- _TASK PROMPT_
Extract the full listing below without altering a single character.

- _DATA SHOWN_
◇ ◇ ◇ ◇
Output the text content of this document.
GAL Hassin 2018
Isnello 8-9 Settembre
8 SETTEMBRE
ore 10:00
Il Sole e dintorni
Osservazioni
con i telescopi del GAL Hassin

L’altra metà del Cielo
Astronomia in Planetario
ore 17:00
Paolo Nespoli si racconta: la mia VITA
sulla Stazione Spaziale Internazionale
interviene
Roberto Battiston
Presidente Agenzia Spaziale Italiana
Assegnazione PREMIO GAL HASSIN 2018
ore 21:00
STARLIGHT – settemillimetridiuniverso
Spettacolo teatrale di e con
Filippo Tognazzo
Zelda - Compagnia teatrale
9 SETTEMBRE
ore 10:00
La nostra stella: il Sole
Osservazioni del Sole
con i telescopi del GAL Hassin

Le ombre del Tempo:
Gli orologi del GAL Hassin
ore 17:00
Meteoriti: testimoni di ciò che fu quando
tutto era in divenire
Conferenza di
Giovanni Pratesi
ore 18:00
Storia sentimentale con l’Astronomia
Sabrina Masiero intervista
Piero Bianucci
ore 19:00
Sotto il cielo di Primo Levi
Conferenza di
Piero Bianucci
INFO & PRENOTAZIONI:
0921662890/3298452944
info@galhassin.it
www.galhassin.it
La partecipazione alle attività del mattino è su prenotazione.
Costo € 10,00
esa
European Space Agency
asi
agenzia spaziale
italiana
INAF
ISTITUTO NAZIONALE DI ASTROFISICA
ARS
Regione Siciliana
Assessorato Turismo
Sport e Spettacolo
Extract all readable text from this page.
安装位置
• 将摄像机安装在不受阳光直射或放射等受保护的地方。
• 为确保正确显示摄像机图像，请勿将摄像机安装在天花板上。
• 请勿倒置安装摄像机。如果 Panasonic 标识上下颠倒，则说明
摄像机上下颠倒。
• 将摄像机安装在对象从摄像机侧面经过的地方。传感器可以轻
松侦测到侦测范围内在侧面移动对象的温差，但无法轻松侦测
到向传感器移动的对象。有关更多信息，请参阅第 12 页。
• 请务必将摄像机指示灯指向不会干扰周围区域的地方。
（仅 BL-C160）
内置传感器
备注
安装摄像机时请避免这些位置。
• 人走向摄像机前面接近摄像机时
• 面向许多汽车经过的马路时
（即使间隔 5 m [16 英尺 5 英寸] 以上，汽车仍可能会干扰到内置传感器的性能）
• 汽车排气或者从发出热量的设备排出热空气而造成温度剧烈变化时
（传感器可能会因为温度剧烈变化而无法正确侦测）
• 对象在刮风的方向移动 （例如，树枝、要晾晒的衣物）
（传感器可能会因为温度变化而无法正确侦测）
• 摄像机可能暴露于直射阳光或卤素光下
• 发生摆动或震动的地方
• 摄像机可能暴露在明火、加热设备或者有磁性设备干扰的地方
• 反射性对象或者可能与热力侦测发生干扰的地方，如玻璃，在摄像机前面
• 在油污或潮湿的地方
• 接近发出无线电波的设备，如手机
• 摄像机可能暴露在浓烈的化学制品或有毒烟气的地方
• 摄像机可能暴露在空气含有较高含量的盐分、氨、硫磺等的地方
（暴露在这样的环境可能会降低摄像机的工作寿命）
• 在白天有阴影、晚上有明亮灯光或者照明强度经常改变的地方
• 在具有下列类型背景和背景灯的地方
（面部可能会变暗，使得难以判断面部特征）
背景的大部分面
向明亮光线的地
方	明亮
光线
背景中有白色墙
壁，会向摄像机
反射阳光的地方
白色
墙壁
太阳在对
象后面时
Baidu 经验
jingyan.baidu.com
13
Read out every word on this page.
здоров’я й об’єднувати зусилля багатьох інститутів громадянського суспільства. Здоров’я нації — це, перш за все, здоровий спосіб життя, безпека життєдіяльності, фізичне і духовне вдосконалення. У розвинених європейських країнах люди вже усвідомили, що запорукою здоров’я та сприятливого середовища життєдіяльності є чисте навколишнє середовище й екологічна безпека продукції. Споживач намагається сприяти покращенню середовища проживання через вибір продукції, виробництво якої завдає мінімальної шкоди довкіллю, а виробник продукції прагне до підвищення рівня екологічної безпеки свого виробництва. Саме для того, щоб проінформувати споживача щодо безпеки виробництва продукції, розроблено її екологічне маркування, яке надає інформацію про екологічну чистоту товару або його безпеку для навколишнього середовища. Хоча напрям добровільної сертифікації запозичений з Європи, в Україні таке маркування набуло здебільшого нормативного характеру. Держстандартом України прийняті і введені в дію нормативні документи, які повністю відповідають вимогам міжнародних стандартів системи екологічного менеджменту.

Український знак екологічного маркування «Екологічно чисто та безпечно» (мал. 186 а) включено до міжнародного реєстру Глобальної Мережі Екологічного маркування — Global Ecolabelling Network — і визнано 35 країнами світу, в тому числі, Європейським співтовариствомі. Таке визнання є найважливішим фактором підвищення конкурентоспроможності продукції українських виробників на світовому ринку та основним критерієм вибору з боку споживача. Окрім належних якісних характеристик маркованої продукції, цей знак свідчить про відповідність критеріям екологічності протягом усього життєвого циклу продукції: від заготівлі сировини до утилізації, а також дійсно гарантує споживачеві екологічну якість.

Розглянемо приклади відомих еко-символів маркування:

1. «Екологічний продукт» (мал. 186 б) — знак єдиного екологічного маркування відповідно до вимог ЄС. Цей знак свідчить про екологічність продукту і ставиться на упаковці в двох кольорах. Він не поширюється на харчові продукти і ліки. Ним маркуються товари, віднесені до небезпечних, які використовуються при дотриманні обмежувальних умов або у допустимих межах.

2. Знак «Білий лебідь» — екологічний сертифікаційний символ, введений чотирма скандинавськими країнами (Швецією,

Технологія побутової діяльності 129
◇ ◇ ◇ ◇
- _EXERCISE RESPONSE_
Output the text content of this document.
GAL Hassin 2018
Isnello 8-9 Settembre
8 SETTEMBRE
ore 10:00
Il Sole e dintorni
Osservazioni
con i telescopi del GAL Hassin

L’altra metà del Cielo
Astronomia in Planetario
ore 17:00
Paolo Nespoli si racconta: la mia VITA
sulla Stazione Spaziale Internazionale
interviene
Roberto Battiston
Presidente Agenzia Spaziale Italiana
Assegnazione PREMIO GAL HASSIN 2018
ore 21:00
STARLIGHT – settemillimetridiuniverso
Spettacolo teatrale di e con
Filippo Tognazzo
Zelda - Compagnia teatrale
9 SETTEMBRE
ore 10:00
La nostra stella: il Sole
Osservazioni del Sole
con i telescopi del GAL Hassin

Le ombre del Tempo:
Gli orologi del GAL Hassin
ore 17:00
Meteoriti: testimoni di ciò che fu quando
tutto era in divenire
Conferenza di
Giovanni Pratesi
ore 18:00
Storia sentimentale con l’Astronomia
Sabrina Masiero intervista
Piero Bianucci
ore 19:00
Sotto il cielo di Primo Levi
Conferenza di
Piero Bianucci
INFO & PRENOTAZIONI:
0921662890/3298452944
info@galhassin.it
www.galhassin.it
La partecipazione alle attività del mattino è su prenotazione.
Costo € 10,00
esa
European Space Agency
asi
agenzia spaziale
italiana
INAF
ISTITUTO NAZIONALE DI ASTROFISICA
ARS
Regione Siciliana
Assessorato Turismo
Sport e Spettacolo
Extract all readable text from this page.
安装位置
• 将摄像机安装在不受阳光直射或放射等受保护的地方。
• 为确保正确显示摄像机图像，请勿将摄像机安装在天花板上。
• 请勿倒置安装摄像机。如果 Panasonic 标识上下颠倒，则说明
摄像机上下颠倒。
• 将摄像机安装在对象从摄像机侧面经过的地方。传感器可以轻
松侦测到侦测范围内在侧面移动对象的温差，但无法轻松侦测
到向传感器移动的对象。有关更多信息，请参阅第 12 页。
• 请务必将摄像机指示灯指向不会干扰周围区域的地方。
（仅 BL-C160）
内置传感器
备注
安装摄像机时请避免这些位置。
• 人走向摄像机前面接近摄像机时
• 面向许多汽车经过的马路时
（即使间隔 5 m [16 英尺 5 英寸] 以上，汽车仍可能会干扰到内置传感器的性能）
• 汽车排气或者从发出热量的设备排出热空气而造成温度剧烈变化时
（传感器可能会因为温度剧烈变化而无法正确侦测）
• 对象在刮风的方向移动 （例如，树枝、要晾晒的衣物）
（传感器可能会因为温度变化而无法正确侦测）
• 摄像机可能暴露于直射阳光或卤素光下
• 发生摆动或震动的地方
• 摄像机可能暴露在明火、加热设备或者有磁性设备干扰的地方
• 反射性对象或者可能与热力侦测发生干扰的地方，如玻璃，在摄像机前面
• 在油污或潮湿的地方
• 接近发出无线电波的设备，如手机
• 摄像机可能暴露在浓烈的化学制品或有毒烟气的地方
• 摄像机可能暴露在空气含有较高含量的盐分、氨、硫磺等的地方
（暴露在这样的环境可能会降低摄像机的工作寿命）
• 在白天有阴影、晚上有明亮灯光或者照明强度经常改变的地方
• 在具有下列类型背景和背景灯的地方
（面部可能会变暗，使得难以判断面部特征）
背景的大部分面
向明亮光线的地
方	明亮
光线
背景中有白色墙
壁，会向摄像机
反射阳光的地方
白色
墙壁
太阳在对
象后面时
Baidu 经验
jingyan.baidu.com
13
Read out every word on this page.
здоров’я й об’єднувати зусилля багатьох інститутів громадянського суспільства. Здоров’я нації — це, перш за все, здоровий спосіб життя, безпека життєдіяльності, фізичне і духовне вдосконалення. У розвинених європейських країнах люди вже усвідомили, що запорукою здоров’я та сприятливого середовища життєдіяльності є чисте навколишнє середовище й екологічна безпека продукції. Споживач намагається сприяти покращенню середовища проживання через вибір продукції, виробництво якої завдає мінімальної шкоди довкіллю, а виробник продукції прагне до підвищення рівня екологічної безпеки свого виробництва. Саме для того, щоб проінформувати споживача щодо безпеки виробництва продукції, розроблено її екологічне маркування, яке надає інформацію про екологічну чистоту товару або його безпеку для навколишнього середовища. Хоча напрям добровільної сертифікації запозичений з Європи, в Україні таке маркування набуло здебільшого нормативного характеру. Держстандартом України прийняті і введені в дію нормативні документи, які повністю відповідають вимогам міжнародних стандартів системи екологічного менеджменту.

Український знак екологічного маркування «Екологічно чисто та безпечно» (мал. 186 а) включено до міжнародного реєстру Глобальної Мережі Екологічного маркування — Global Ecolabelling Network — і визнано 35 країнами світу, в тому числі, Європейським співтовариствомі. Таке визнання є найважливішим фактором підвищення конкурентоспроможності продукції українських виробників на світовому ринку та основним критерієм вибору з боку споживача. Окрім належних якісних характеристик маркованої продукції, цей знак свідчить про відповідність критеріям екологічності протягом усього життєвого циклу продукції: від заготівлі сировини до утилізації, а також дійсно гарантує споживачеві екологічну якість.

Розглянемо приклади відомих еко-символів маркування:

1. «Екологічний продукт» (мал. 186 б) — знак єдиного екологічного маркування відповідно до вимог ЄС. Цей знак свідчить про екологічність продукту і ставиться на упаковці в двох кольорах. Він не поширюється на харчові продукти і ліки. Ним маркуються товари, віднесені до небезпечних, які використовуються при дотриманні обмежувальних умов або у допустимих межах.

2. Знак «Білий лебідь» — екологічний сертифікаційний символ, введений чотирма скандинавськими країнами (Швецією,

Технологія побутової діяльності 129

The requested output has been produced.